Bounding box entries
## START

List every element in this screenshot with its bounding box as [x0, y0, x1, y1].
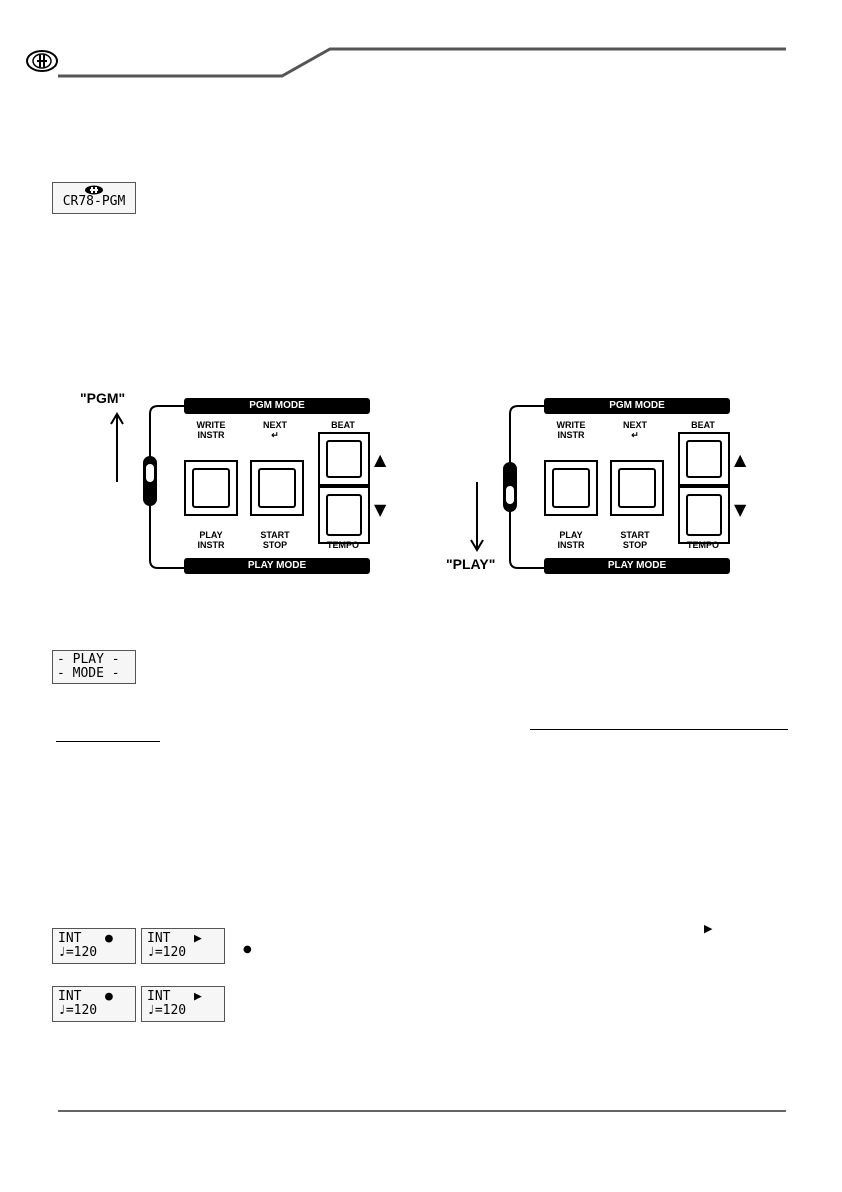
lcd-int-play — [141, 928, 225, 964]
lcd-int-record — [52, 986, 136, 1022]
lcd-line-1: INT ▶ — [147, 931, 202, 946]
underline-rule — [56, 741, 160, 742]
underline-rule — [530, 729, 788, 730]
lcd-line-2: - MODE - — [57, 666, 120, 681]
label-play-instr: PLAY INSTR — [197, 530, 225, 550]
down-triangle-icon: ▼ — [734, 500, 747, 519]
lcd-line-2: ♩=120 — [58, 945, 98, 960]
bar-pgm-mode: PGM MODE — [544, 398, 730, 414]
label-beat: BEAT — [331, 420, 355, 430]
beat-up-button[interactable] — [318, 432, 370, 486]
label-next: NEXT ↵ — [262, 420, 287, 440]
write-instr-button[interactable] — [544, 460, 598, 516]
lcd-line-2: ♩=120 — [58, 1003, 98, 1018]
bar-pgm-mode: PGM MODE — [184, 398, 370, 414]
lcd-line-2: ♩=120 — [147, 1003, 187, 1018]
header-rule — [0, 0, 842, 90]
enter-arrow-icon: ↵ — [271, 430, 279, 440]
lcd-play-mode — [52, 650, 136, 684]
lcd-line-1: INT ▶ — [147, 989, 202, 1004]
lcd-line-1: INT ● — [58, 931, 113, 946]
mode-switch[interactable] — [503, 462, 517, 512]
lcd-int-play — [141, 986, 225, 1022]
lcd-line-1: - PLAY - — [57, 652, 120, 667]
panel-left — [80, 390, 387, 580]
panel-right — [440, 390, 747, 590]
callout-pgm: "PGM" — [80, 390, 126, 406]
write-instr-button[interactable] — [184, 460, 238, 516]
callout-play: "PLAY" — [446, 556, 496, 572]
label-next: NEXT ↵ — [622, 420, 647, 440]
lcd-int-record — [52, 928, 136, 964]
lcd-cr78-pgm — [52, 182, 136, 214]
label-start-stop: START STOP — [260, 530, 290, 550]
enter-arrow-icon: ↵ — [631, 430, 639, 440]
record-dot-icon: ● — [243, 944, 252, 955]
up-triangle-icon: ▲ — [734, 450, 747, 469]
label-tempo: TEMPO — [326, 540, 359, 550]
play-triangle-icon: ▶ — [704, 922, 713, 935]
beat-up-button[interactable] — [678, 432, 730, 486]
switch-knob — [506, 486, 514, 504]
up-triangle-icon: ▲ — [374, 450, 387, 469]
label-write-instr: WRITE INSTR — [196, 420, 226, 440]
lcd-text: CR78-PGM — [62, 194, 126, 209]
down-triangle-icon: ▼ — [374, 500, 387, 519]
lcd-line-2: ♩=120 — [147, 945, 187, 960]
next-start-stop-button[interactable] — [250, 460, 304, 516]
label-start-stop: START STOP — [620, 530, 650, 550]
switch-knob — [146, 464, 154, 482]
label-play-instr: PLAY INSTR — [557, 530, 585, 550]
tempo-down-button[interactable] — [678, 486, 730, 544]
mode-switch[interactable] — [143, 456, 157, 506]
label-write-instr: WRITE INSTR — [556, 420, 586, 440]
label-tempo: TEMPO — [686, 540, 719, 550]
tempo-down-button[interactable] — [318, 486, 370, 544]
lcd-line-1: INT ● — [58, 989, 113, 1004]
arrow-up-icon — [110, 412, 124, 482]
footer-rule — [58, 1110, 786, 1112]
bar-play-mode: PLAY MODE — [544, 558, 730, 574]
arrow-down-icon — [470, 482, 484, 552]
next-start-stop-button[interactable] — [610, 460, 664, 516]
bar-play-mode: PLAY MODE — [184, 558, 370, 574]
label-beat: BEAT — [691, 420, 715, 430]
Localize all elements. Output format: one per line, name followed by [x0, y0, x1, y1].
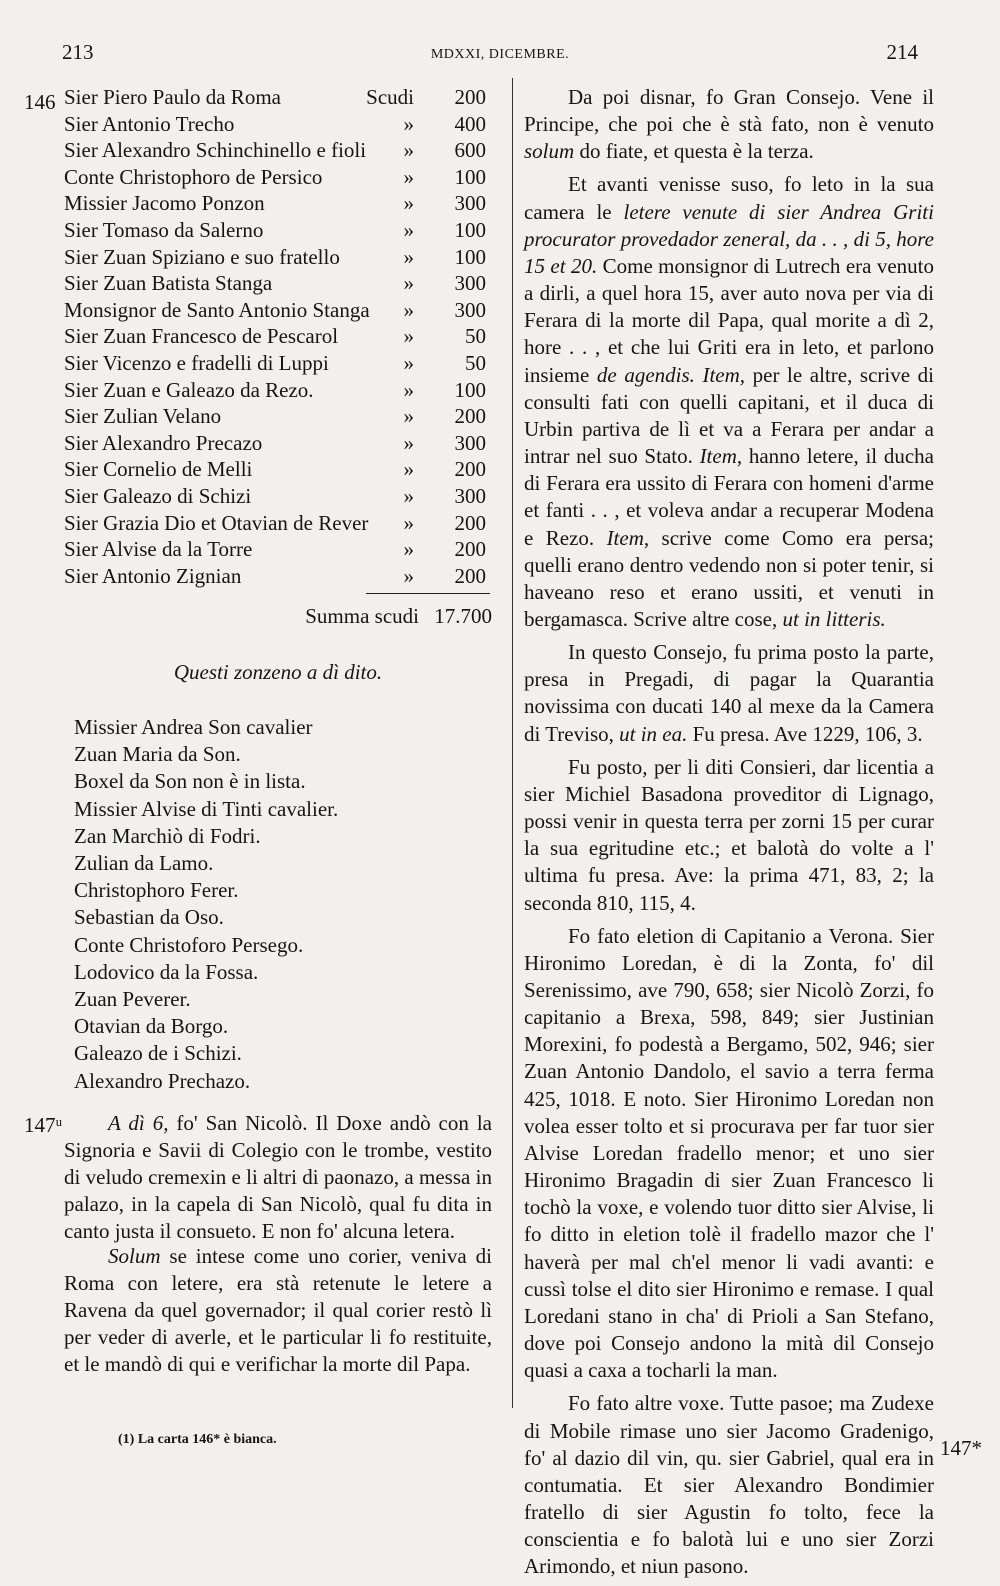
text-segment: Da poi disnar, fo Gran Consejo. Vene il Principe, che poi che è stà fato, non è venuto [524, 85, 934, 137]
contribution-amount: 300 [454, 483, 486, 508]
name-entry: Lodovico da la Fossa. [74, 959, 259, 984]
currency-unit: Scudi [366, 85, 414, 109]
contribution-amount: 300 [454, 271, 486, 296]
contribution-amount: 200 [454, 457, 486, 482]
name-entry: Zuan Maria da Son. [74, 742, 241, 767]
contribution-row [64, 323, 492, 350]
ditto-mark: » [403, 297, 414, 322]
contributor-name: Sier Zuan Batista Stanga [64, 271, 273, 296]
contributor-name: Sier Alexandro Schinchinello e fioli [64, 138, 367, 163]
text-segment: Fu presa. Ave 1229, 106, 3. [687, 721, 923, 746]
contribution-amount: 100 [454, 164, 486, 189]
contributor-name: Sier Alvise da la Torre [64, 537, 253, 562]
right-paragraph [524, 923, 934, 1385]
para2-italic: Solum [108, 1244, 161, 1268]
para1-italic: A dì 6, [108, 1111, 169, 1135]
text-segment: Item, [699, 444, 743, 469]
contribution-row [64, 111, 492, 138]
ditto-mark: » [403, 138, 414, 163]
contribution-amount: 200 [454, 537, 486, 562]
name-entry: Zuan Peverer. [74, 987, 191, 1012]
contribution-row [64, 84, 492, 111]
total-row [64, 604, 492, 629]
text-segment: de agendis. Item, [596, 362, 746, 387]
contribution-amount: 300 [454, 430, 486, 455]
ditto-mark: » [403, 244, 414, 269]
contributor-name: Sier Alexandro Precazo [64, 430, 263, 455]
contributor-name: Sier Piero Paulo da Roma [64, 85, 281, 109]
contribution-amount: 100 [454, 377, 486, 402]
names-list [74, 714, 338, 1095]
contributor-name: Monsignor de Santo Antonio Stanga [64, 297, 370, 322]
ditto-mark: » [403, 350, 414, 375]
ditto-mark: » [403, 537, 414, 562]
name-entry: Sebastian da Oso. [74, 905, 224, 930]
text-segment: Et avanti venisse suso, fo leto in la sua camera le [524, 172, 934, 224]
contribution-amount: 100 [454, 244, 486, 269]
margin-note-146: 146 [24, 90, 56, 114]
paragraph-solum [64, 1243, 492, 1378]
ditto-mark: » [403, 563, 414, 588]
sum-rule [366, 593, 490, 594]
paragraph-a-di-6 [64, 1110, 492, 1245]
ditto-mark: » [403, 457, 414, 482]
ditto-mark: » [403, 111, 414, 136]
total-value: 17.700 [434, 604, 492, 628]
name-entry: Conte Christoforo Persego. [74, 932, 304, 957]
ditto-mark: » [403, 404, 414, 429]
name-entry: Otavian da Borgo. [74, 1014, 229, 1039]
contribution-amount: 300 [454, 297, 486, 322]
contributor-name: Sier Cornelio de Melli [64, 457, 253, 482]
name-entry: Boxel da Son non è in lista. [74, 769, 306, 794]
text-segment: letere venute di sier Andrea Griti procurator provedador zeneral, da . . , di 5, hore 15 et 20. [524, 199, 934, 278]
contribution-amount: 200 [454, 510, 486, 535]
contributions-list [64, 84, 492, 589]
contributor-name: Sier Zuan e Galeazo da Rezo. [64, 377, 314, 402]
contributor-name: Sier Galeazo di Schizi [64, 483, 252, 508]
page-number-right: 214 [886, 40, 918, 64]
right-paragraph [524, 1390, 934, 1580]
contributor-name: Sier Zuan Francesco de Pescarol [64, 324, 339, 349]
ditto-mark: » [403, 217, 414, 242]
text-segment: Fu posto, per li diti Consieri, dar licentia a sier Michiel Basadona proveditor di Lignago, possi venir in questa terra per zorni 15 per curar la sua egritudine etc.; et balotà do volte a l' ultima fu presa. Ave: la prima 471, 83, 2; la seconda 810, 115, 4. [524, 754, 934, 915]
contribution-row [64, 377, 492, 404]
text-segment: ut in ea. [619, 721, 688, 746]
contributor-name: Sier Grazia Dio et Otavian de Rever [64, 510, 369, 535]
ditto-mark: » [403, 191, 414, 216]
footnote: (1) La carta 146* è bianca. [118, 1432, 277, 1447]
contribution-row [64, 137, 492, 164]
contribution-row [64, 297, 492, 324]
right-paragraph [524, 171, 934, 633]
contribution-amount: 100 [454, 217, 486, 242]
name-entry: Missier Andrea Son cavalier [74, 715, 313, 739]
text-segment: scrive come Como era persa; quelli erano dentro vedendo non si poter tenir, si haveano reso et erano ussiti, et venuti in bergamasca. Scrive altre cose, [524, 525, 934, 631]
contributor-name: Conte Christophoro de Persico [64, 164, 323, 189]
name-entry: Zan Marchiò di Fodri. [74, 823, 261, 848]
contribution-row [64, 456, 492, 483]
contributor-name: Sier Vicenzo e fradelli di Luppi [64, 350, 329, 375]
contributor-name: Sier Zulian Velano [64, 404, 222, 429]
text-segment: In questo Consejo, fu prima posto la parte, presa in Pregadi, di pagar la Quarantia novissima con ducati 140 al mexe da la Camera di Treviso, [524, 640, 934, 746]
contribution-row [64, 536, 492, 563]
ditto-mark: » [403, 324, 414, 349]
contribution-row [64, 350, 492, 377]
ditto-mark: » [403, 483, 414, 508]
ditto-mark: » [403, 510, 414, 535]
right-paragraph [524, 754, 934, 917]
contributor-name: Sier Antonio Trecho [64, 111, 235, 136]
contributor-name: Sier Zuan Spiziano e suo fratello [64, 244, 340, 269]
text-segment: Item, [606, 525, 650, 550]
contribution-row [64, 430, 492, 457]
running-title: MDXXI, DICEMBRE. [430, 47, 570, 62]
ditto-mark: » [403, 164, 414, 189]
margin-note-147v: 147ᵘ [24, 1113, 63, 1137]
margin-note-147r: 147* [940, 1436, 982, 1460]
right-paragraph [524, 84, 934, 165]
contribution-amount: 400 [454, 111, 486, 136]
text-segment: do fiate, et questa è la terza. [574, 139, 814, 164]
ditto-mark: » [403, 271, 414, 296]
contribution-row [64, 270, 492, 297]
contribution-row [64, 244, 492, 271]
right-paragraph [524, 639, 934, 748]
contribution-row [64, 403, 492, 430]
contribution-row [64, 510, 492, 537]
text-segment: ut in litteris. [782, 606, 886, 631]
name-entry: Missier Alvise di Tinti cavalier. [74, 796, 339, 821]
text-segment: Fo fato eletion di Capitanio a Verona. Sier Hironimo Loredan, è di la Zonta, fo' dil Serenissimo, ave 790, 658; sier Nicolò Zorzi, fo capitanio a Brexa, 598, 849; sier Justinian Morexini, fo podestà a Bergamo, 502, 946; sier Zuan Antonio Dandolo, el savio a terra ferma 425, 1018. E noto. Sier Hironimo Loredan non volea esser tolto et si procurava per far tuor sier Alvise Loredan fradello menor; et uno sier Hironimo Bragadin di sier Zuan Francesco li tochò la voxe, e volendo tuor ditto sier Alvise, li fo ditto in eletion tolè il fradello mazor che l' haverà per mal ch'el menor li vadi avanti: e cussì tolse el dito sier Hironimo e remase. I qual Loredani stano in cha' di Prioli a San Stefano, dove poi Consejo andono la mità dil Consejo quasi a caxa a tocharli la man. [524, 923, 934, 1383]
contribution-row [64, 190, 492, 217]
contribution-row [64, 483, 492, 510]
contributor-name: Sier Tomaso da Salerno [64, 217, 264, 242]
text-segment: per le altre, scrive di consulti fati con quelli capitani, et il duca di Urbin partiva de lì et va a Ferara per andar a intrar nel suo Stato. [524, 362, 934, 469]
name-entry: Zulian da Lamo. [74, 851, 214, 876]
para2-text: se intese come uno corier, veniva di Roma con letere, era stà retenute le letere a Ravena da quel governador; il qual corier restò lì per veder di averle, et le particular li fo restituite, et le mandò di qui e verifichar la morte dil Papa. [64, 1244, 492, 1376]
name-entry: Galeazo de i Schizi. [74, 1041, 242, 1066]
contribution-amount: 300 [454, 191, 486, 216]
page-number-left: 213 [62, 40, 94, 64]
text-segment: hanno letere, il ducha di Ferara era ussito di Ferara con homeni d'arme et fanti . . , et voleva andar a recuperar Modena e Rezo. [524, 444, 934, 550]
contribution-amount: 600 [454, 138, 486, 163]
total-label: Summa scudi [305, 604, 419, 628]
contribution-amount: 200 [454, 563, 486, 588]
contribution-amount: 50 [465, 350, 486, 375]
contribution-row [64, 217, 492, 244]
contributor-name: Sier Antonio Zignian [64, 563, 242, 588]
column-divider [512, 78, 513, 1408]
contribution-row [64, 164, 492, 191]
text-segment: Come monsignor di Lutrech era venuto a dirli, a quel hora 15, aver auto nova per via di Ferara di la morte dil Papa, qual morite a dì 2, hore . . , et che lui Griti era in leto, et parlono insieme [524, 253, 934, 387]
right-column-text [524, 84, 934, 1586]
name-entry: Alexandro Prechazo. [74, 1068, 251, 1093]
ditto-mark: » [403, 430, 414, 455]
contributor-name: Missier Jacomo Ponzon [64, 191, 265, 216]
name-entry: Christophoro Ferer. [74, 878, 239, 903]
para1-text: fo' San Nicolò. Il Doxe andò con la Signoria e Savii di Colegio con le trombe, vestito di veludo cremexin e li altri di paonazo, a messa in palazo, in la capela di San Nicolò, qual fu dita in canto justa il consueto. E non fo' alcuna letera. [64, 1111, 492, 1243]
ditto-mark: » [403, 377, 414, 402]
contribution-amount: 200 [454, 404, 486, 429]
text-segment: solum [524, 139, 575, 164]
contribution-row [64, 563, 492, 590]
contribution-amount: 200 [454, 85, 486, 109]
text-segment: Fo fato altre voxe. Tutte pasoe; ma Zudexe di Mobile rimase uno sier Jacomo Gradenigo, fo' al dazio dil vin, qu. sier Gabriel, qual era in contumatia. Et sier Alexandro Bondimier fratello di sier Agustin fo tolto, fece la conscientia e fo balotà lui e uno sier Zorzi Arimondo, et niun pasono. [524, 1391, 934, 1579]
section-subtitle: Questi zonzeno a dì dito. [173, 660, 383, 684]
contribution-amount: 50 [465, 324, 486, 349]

## END

Work required
Copy the material verbatim, everything from the line containing "text-segment: Da poi" down to the line containing "names-list [74, 714, 338, 1095]", with both of those lines included.

Final answer
text-segment: Da poi disnar, fo Gran Consejo. Vene il Principe, che poi che è stà fato, non è venuto [524, 85, 934, 137]
contribution-amount: 300 [454, 483, 486, 508]
name-entry: Lodovico da la Fossa. [74, 959, 259, 984]
currency-unit: Scudi [366, 85, 414, 109]
contribution-amount: 300 [454, 271, 486, 296]
contribution-amount: 200 [454, 457, 486, 482]
name-entry: Zuan Maria da Son. [74, 742, 241, 767]
contribution-row [64, 323, 492, 350]
ditto-mark: » [403, 297, 414, 322]
contributor-name: Sier Zuan Batista Stanga [64, 271, 273, 296]
contributor-name: Sier Alexandro Schinchinello e fioli [64, 138, 367, 163]
text-segment: Fu presa. Ave 1229, 106, 3. [687, 721, 923, 746]
contribution-amount: 100 [454, 164, 486, 189]
contributor-name: Sier Alvise da la Torre [64, 537, 253, 562]
right-paragraph [524, 923, 934, 1385]
para2-italic: Solum [108, 1244, 161, 1268]
para1-italic: A dì 6, [108, 1111, 169, 1135]
text-segment: Item, [699, 444, 743, 469]
contribution-row [64, 111, 492, 138]
ditto-mark: » [403, 138, 414, 163]
contribution-amount: 200 [454, 537, 486, 562]
name-entry: Zuan Peverer. [74, 987, 191, 1012]
contribution-row [64, 84, 492, 111]
total-row [64, 604, 492, 629]
text-segment: de agendis. Item, [596, 362, 746, 387]
contribution-amount: 300 [454, 430, 486, 455]
ditto-mark: » [403, 244, 414, 269]
contributor-name: Sier Alexandro Precazo [64, 430, 263, 455]
contributor-name: Sier Piero Paulo da Roma [64, 85, 281, 109]
contribution-amount: 100 [454, 377, 486, 402]
names-list [74, 714, 338, 1095]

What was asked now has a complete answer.